The proper timing and modality of multisite revascularization remains an unresolved issue. Nevertheless, current guidelines underline the necessity to individualize patients’ care [3]. The approach proposed in this study appears to be a satisfactory alternative for patients with severe carotid stenosis and coronary artery disease requiring urgent surgical intervention. However, in spite of the potential benefits, which include a decrease of cardiac and neurological complications, there are a few major concerns regarding the management within the early postoperative period that necessitate a multidisciplinary discussion.
Firstly, patients after hybrid procedures require quick implementation of a dual antiplatelet therapy (DAPT), including a loading dose of clopidogrel [6]. In spite of the fact that chest-tube output significantly increased after clopidogrel administration, the proposed approach appears to be safer than operating on patients in whom DAPT is already instituted, i.e. in case of a staged multisite revascularization [3, 11]. In the study, the surgical criteria for active bleeding were met only in 3 individuals. Therefore, in spite of a very high reported BE rate (19.3%), in comparison to other studies, we still consider the proposed procedure to be a safe method in terms of bleeding complications. Our endpoint included adverse events that are usually not reported, so we could achieve the highest possible sensitivity. Moreover, out of all BE, re-exploration was observed only in 5 cases, providing an acceptable rate of 8.7% that is comparable to our center’s outcome after standard CABG [12].
Nevertheless, the occurrence of BE was difficult to predict, and based on the univariate analysis, the only factor increasing the risk was the platelet count ≤ 110 000 at the cessation of CPB. Although no tests for platelet activity were performed postoperatively before or after instituting clopidogrel, based on the literature, it is known that 300 mg of clopidogrel usually inhibits around 50% of platelets at 4 h after administration [13]. Therefore, in those individuals with a count of 110 000 at the cessation of CPB, only around 55 000 platelets are expected to be active, which is not sufficient to provide optimal hemostasis within the early perioperative period. Moreover, according to the EACTS guidelines, microvascular bleeding observed at the end of a cardiac procedure is an indication for platelet transfusion in patients receiving antiplatelet therapy [14]. Although acute stent thrombosis is rarely observed in terms of carotid revascularization, platelet transfusion should be administered with caution in these individuals. Therefore, such procedures require very precise intraoperative hemostasis, which limits the availability only to experienced cardiac centers.
Another expected complication, due to the combined effect of both intravenous contrast administration and CPB, was AKI. Although it occurred in almost 30% of the cases, it is consistent with the rates reported after standard cardiac surgery procedures [15]. Moreover, in none of the patients was hemodialysis required, which proves the safety of the procedure in terms of potential renal impairment.
Nevertheless, despite these complications and high perioperative risk assessed with the EuroSCORE II, we observed excellent 30-day outcomes with no MACCE and no mortality. These excellent results suggest that in the case of CAS combined with immediate CABG, antiplatelet therapy managed with a loading dose of clopidogrel within the first 24 h and regular DAPT starting on the next postprocedural day is a safe approach, as no early thrombosis was observed in implanted stents. Presumably, prolonged ACT achieved for on-pump CABG guarantees the safety of such a delay in introducing DAPT without increasing the risk of intracranial bleeding complications.


The study is a retrospective analysis of a small sample size from a single center. As only one factor was determined to be significant in univariate regression models, multivariate analyses were not performed.


Performing one-day CAS combined with subsequent CABG is feasible in a specialized cardiac center and can be performed safely by an experienced multidisciplinary team with satisfactory early results and a low surgical complication rate.

Conflict of interest

The authors declare no conflict of interest.

# # #

--- Work to complete ---
Copy out the passage on carotid stenting combined with bypass surgery word for word, starting at "Performing one-day CAS" and ending at "conflict of interest.". Leave the records aside; they have nothing to do with this.

--- Recorded information ---
# # #

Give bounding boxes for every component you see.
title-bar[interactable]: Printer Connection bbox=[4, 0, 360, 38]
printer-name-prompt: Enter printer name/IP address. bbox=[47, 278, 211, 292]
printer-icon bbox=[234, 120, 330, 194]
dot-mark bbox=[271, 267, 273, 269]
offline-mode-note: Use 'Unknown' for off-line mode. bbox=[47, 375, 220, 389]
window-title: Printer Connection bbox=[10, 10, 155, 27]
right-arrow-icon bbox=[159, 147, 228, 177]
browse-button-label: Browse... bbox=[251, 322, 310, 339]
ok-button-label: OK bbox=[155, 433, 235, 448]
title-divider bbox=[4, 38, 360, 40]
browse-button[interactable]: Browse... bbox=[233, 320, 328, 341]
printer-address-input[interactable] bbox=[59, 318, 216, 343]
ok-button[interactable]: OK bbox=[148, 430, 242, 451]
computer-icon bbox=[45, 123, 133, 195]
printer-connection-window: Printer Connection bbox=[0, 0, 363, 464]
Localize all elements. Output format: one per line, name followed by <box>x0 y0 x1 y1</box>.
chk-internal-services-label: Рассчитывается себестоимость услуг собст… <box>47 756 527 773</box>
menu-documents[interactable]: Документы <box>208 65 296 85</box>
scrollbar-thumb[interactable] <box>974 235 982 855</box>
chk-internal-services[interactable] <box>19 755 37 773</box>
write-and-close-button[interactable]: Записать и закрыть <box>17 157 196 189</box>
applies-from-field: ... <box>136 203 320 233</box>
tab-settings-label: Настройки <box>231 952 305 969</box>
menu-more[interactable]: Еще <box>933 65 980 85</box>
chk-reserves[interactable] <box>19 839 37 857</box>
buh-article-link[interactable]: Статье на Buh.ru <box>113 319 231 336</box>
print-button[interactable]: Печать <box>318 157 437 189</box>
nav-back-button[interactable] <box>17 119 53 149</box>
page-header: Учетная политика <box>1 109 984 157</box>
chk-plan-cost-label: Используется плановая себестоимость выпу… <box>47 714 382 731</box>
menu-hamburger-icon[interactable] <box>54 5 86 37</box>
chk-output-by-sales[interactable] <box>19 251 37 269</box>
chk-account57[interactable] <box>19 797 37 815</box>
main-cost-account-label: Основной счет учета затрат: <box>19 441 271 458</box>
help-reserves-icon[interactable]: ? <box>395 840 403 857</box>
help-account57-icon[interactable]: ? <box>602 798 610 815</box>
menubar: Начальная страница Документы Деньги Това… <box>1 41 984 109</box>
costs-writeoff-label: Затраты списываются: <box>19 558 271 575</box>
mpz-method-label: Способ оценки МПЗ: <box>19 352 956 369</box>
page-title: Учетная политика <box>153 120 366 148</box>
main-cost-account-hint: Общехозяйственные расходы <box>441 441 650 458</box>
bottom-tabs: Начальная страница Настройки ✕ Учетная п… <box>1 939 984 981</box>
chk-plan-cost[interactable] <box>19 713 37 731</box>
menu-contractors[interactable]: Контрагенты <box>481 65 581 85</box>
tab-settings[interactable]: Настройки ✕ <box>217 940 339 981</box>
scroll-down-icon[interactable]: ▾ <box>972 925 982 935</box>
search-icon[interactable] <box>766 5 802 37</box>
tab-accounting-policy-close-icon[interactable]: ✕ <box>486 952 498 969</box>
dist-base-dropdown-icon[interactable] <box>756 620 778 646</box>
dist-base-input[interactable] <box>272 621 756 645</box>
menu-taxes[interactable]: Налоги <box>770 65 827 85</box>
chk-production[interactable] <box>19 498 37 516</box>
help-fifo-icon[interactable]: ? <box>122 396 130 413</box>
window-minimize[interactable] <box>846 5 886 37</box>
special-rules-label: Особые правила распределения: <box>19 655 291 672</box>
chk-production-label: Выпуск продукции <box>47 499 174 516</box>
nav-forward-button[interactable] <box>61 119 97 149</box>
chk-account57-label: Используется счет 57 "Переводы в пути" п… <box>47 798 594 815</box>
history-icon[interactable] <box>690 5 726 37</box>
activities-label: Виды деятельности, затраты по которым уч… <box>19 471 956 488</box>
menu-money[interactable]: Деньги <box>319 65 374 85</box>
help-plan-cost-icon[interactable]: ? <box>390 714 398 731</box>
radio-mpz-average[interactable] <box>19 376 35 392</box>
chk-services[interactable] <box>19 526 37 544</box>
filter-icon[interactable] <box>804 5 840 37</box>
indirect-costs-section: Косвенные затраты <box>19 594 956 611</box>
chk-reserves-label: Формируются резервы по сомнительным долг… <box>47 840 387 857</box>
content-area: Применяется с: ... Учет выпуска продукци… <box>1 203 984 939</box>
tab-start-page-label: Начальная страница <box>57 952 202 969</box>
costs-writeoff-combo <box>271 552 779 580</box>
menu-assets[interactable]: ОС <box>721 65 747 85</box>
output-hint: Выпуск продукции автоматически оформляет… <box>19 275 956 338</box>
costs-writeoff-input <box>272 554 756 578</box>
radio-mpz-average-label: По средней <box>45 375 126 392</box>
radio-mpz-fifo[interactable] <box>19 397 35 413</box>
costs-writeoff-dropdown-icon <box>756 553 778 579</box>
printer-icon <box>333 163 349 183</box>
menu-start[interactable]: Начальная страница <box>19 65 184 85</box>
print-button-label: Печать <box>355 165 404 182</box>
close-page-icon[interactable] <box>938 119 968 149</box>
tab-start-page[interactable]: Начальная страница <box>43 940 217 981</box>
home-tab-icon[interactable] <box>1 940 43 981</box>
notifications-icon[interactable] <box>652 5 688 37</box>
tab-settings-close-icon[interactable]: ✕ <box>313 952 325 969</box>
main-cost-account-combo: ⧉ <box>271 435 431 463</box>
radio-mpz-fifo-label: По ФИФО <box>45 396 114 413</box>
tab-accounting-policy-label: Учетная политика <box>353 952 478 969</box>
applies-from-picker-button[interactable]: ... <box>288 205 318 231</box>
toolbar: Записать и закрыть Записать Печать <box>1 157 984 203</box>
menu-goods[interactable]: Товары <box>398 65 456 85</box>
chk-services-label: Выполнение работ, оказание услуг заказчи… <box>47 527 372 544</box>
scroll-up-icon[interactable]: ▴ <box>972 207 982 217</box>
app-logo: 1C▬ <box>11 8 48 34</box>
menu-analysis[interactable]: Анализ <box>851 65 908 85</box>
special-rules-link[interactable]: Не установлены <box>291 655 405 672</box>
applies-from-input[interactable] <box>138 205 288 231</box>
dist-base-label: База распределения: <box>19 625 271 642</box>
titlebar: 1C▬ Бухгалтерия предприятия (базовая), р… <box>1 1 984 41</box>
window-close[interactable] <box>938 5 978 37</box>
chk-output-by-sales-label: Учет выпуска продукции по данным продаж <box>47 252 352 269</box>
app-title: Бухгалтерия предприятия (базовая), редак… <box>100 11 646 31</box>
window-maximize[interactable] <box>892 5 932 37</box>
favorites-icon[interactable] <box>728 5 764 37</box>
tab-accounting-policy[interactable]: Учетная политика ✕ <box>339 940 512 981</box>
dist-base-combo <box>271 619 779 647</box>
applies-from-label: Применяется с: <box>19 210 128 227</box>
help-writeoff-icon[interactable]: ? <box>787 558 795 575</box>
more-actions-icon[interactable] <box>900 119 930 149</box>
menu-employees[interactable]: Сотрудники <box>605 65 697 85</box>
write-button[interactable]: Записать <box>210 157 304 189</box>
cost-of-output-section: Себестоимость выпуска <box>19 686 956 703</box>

# # #

--- Output of the exercise ---
Performing one-day CAS combined with subsequent CABG is feasible in a specialized cardiac center and can be performed safely by an experienced multidisciplinary team with satisfactory early results and a low surgical complication rate.

Conflict of interest

The authors declare no conflict of interest.